Read through the data and count the lines that contain the string "name"; give only the result.

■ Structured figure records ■
- - - -
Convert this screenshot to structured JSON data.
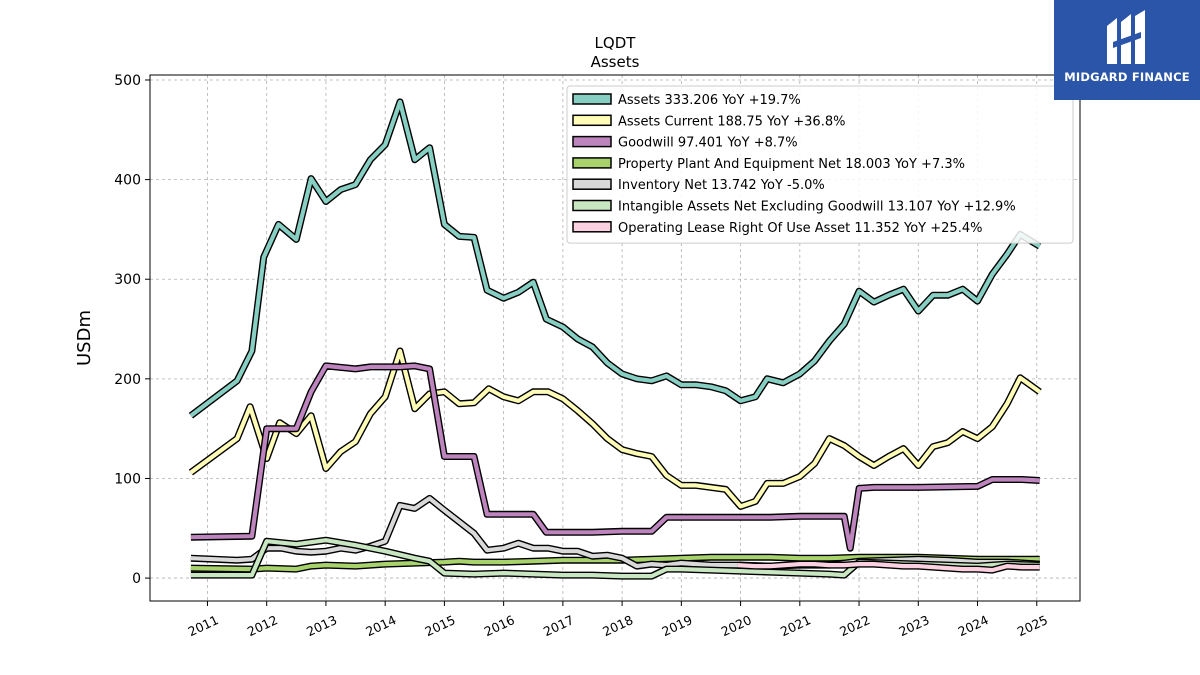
{
  "brand": {
    "name": "MIDGARD FINANCE",
    "bg_color": "#2b55a8"
  },
  "chart_data": {
    "type": "line",
    "title": "LQDT",
    "subtitle": "Assets",
    "ylabel": "USDm",
    "xlabel": "",
    "ylim": [
      -23,
      505
    ],
    "xlim": [
      2010.03,
      2025.73
    ],
    "yticks": [
      0,
      100,
      200,
      300,
      400,
      500
    ],
    "xticks": [
      2011,
      2012,
      2013,
      2014,
      2015,
      2016,
      2017,
      2018,
      2019,
      2020,
      2021,
      2022,
      2023,
      2024,
      2025
    ],
    "grid": true,
    "legend_position": "top-right",
    "series": [
      {
        "name": "Assets",
        "legend": "Assets  333.206 YoY +19.7%",
        "color": "#88cfc3",
        "points": [
          [
            2010.72,
            163
          ],
          [
            2011.5,
            198
          ],
          [
            2011.75,
            228
          ],
          [
            2011.95,
            322
          ],
          [
            2012.2,
            355
          ],
          [
            2012.5,
            340
          ],
          [
            2012.75,
            401
          ],
          [
            2013.0,
            378
          ],
          [
            2013.25,
            390
          ],
          [
            2013.5,
            395
          ],
          [
            2013.75,
            420
          ],
          [
            2014.0,
            435
          ],
          [
            2014.25,
            478
          ],
          [
            2014.5,
            420
          ],
          [
            2014.75,
            432
          ],
          [
            2015.0,
            355
          ],
          [
            2015.25,
            343
          ],
          [
            2015.5,
            342
          ],
          [
            2015.72,
            289
          ],
          [
            2016.0,
            281
          ],
          [
            2016.25,
            287
          ],
          [
            2016.5,
            297
          ],
          [
            2016.72,
            260
          ],
          [
            2017.0,
            252
          ],
          [
            2017.25,
            240
          ],
          [
            2017.5,
            232
          ],
          [
            2017.75,
            216
          ],
          [
            2018.0,
            205
          ],
          [
            2018.25,
            200
          ],
          [
            2018.5,
            198
          ],
          [
            2018.75,
            203
          ],
          [
            2019.0,
            194
          ],
          [
            2019.25,
            194
          ],
          [
            2019.5,
            192
          ],
          [
            2019.75,
            188
          ],
          [
            2020.0,
            178
          ],
          [
            2020.25,
            182
          ],
          [
            2020.45,
            200
          ],
          [
            2020.72,
            196
          ],
          [
            2021.0,
            205
          ],
          [
            2021.25,
            218
          ],
          [
            2021.5,
            238
          ],
          [
            2021.75,
            255
          ],
          [
            2022.0,
            288
          ],
          [
            2022.25,
            277
          ],
          [
            2022.5,
            284
          ],
          [
            2022.75,
            290
          ],
          [
            2023.0,
            268
          ],
          [
            2023.25,
            284
          ],
          [
            2023.5,
            284
          ],
          [
            2023.75,
            290
          ],
          [
            2024.0,
            278
          ],
          [
            2024.25,
            305
          ],
          [
            2024.5,
            325
          ],
          [
            2024.72,
            345
          ],
          [
            2025.05,
            333
          ]
        ]
      },
      {
        "name": "Assets Current",
        "legend": "Assets Current  188.75 YoY +36.8%",
        "color": "#fefcb6",
        "points": [
          [
            2010.72,
            106
          ],
          [
            2011.5,
            140
          ],
          [
            2011.72,
            172
          ],
          [
            2012.0,
            120
          ],
          [
            2012.22,
            156
          ],
          [
            2012.5,
            145
          ],
          [
            2012.75,
            163
          ],
          [
            2013.0,
            110
          ],
          [
            2013.25,
            127
          ],
          [
            2013.5,
            137
          ],
          [
            2013.75,
            165
          ],
          [
            2014.0,
            182
          ],
          [
            2014.25,
            228
          ],
          [
            2014.5,
            170
          ],
          [
            2014.75,
            185
          ],
          [
            2015.0,
            187
          ],
          [
            2015.25,
            175
          ],
          [
            2015.5,
            176
          ],
          [
            2015.75,
            190
          ],
          [
            2016.0,
            182
          ],
          [
            2016.25,
            178
          ],
          [
            2016.5,
            187
          ],
          [
            2016.75,
            187
          ],
          [
            2017.0,
            180
          ],
          [
            2017.25,
            168
          ],
          [
            2017.5,
            155
          ],
          [
            2017.75,
            140
          ],
          [
            2018.0,
            129
          ],
          [
            2018.25,
            125
          ],
          [
            2018.5,
            122
          ],
          [
            2018.75,
            103
          ],
          [
            2019.0,
            93
          ],
          [
            2019.25,
            93
          ],
          [
            2019.5,
            91
          ],
          [
            2019.75,
            89
          ],
          [
            2020.0,
            72
          ],
          [
            2020.25,
            77
          ],
          [
            2020.45,
            95
          ],
          [
            2020.72,
            95
          ],
          [
            2021.0,
            102
          ],
          [
            2021.25,
            115
          ],
          [
            2021.5,
            140
          ],
          [
            2021.75,
            133
          ],
          [
            2022.0,
            122
          ],
          [
            2022.25,
            113
          ],
          [
            2022.5,
            122
          ],
          [
            2022.75,
            130
          ],
          [
            2023.0,
            113
          ],
          [
            2023.25,
            132
          ],
          [
            2023.5,
            136
          ],
          [
            2023.75,
            147
          ],
          [
            2024.0,
            140
          ],
          [
            2024.25,
            152
          ],
          [
            2024.5,
            175
          ],
          [
            2024.72,
            201
          ],
          [
            2025.05,
            187
          ]
        ]
      },
      {
        "name": "Goodwill",
        "legend": "Goodwill  97.401 YoY +8.7%",
        "color": "#bd84bd",
        "points": [
          [
            2010.72,
            41
          ],
          [
            2011.75,
            42
          ],
          [
            2012.0,
            150
          ],
          [
            2012.5,
            150
          ],
          [
            2012.75,
            187
          ],
          [
            2013.0,
            213
          ],
          [
            2013.5,
            210
          ],
          [
            2013.75,
            212
          ],
          [
            2014.25,
            212
          ],
          [
            2014.5,
            213
          ],
          [
            2014.75,
            210
          ],
          [
            2015.0,
            122
          ],
          [
            2015.5,
            122
          ],
          [
            2015.72,
            64
          ],
          [
            2016.5,
            64
          ],
          [
            2016.72,
            46
          ],
          [
            2017.5,
            46
          ],
          [
            2018.0,
            47
          ],
          [
            2018.5,
            47
          ],
          [
            2018.75,
            61
          ],
          [
            2020.0,
            61
          ],
          [
            2020.5,
            61
          ],
          [
            2021.0,
            62
          ],
          [
            2021.75,
            62
          ],
          [
            2021.85,
            30
          ],
          [
            2022.0,
            90
          ],
          [
            2022.25,
            91
          ],
          [
            2023.0,
            91
          ],
          [
            2024.0,
            92
          ],
          [
            2024.25,
            99
          ],
          [
            2024.75,
            99
          ],
          [
            2025.05,
            98
          ]
        ]
      },
      {
        "name": "Property Plant And Equipment Net",
        "legend": "Property Plant And Equipment Net  18.003 YoY +7.3%",
        "color": "#a8d36c",
        "points": [
          [
            2010.72,
            10
          ],
          [
            2011.75,
            9
          ],
          [
            2012.0,
            10
          ],
          [
            2012.5,
            9
          ],
          [
            2012.75,
            12
          ],
          [
            2013.0,
            13
          ],
          [
            2013.5,
            12
          ],
          [
            2013.75,
            13
          ],
          [
            2014.0,
            14
          ],
          [
            2014.5,
            15
          ],
          [
            2015.0,
            16
          ],
          [
            2015.25,
            17
          ],
          [
            2015.5,
            16
          ],
          [
            2016.0,
            16
          ],
          [
            2016.5,
            17
          ],
          [
            2017.0,
            18
          ],
          [
            2017.5,
            18
          ],
          [
            2018.0,
            18
          ],
          [
            2018.5,
            19
          ],
          [
            2019.0,
            20
          ],
          [
            2019.5,
            21
          ],
          [
            2020.0,
            21
          ],
          [
            2020.5,
            21
          ],
          [
            2021.0,
            20
          ],
          [
            2021.5,
            20
          ],
          [
            2022.0,
            21
          ],
          [
            2022.5,
            21
          ],
          [
            2023.0,
            21
          ],
          [
            2023.5,
            20
          ],
          [
            2024.0,
            19
          ],
          [
            2024.5,
            19
          ],
          [
            2025.05,
            19
          ]
        ]
      },
      {
        "name": "Inventory Net",
        "legend": "Inventory Net  13.742 YoY -5.0%",
        "color": "#d9d9d9",
        "points": [
          [
            2010.72,
            20
          ],
          [
            2011.5,
            18
          ],
          [
            2011.75,
            19
          ],
          [
            2012.0,
            30
          ],
          [
            2012.25,
            30
          ],
          [
            2012.5,
            27
          ],
          [
            2012.75,
            26
          ],
          [
            2013.0,
            27
          ],
          [
            2013.25,
            30
          ],
          [
            2013.5,
            28
          ],
          [
            2013.75,
            32
          ],
          [
            2014.0,
            37
          ],
          [
            2014.25,
            73
          ],
          [
            2014.5,
            70
          ],
          [
            2014.75,
            80
          ],
          [
            2015.0,
            68
          ],
          [
            2015.5,
            45
          ],
          [
            2015.72,
            28
          ],
          [
            2016.0,
            30
          ],
          [
            2016.25,
            35
          ],
          [
            2016.5,
            30
          ],
          [
            2016.75,
            30
          ],
          [
            2017.0,
            27
          ],
          [
            2017.25,
            27
          ],
          [
            2017.5,
            22
          ],
          [
            2017.75,
            23
          ],
          [
            2018.0,
            20
          ],
          [
            2018.25,
            12
          ],
          [
            2018.5,
            14
          ],
          [
            2018.75,
            13
          ],
          [
            2019.0,
            15
          ],
          [
            2019.25,
            14
          ],
          [
            2019.5,
            13
          ],
          [
            2020.0,
            13
          ],
          [
            2020.5,
            12
          ],
          [
            2021.0,
            13
          ],
          [
            2021.5,
            13
          ],
          [
            2022.0,
            17
          ],
          [
            2022.5,
            18
          ],
          [
            2023.0,
            19
          ],
          [
            2023.5,
            18
          ],
          [
            2024.0,
            16
          ],
          [
            2024.5,
            16
          ],
          [
            2025.05,
            14
          ]
        ]
      },
      {
        "name": "Intangible Assets Net Excluding Goodwill",
        "legend": "Intangible Assets Net Excluding Goodwill  13.107 YoY +12.9%",
        "color": "#c7e6c1",
        "points": [
          [
            2010.72,
            3
          ],
          [
            2011.75,
            3
          ],
          [
            2012.0,
            37
          ],
          [
            2012.5,
            34
          ],
          [
            2013.0,
            38
          ],
          [
            2013.5,
            33
          ],
          [
            2014.0,
            27
          ],
          [
            2014.5,
            20
          ],
          [
            2014.75,
            17
          ],
          [
            2015.0,
            5
          ],
          [
            2015.5,
            4
          ],
          [
            2016.0,
            5
          ],
          [
            2016.5,
            4
          ],
          [
            2017.0,
            3
          ],
          [
            2017.5,
            3
          ],
          [
            2018.0,
            2
          ],
          [
            2018.5,
            2
          ],
          [
            2018.75,
            9
          ],
          [
            2019.0,
            9
          ],
          [
            2019.5,
            8
          ],
          [
            2020.0,
            7
          ],
          [
            2020.5,
            6
          ],
          [
            2021.0,
            5
          ],
          [
            2021.5,
            4
          ],
          [
            2021.75,
            3
          ],
          [
            2022.0,
            16
          ],
          [
            2022.5,
            15
          ],
          [
            2023.0,
            14
          ],
          [
            2023.5,
            13
          ],
          [
            2024.0,
            12
          ],
          [
            2024.5,
            14
          ],
          [
            2025.05,
            13
          ]
        ]
      },
      {
        "name": "Operating Lease Right Of Use Asset",
        "legend": "Operating Lease Right Of Use Asset  11.352 YoY +25.4%",
        "color": "#fbd0e0",
        "points": [
          [
            2019.95,
            13
          ],
          [
            2020.25,
            12
          ],
          [
            2020.5,
            12
          ],
          [
            2020.75,
            13
          ],
          [
            2021.0,
            14
          ],
          [
            2021.25,
            14
          ],
          [
            2021.5,
            13
          ],
          [
            2021.75,
            13
          ],
          [
            2022.0,
            14
          ],
          [
            2022.25,
            14
          ],
          [
            2022.5,
            13
          ],
          [
            2022.75,
            12
          ],
          [
            2023.0,
            12
          ],
          [
            2023.25,
            11
          ],
          [
            2023.5,
            10
          ],
          [
            2023.75,
            9
          ],
          [
            2024.0,
            9
          ],
          [
            2024.25,
            8
          ],
          [
            2024.5,
            12
          ],
          [
            2024.75,
            11
          ],
          [
            2025.05,
            11
          ]
        ]
      }
    ]
  }
}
- - - -
■ Task result ■
8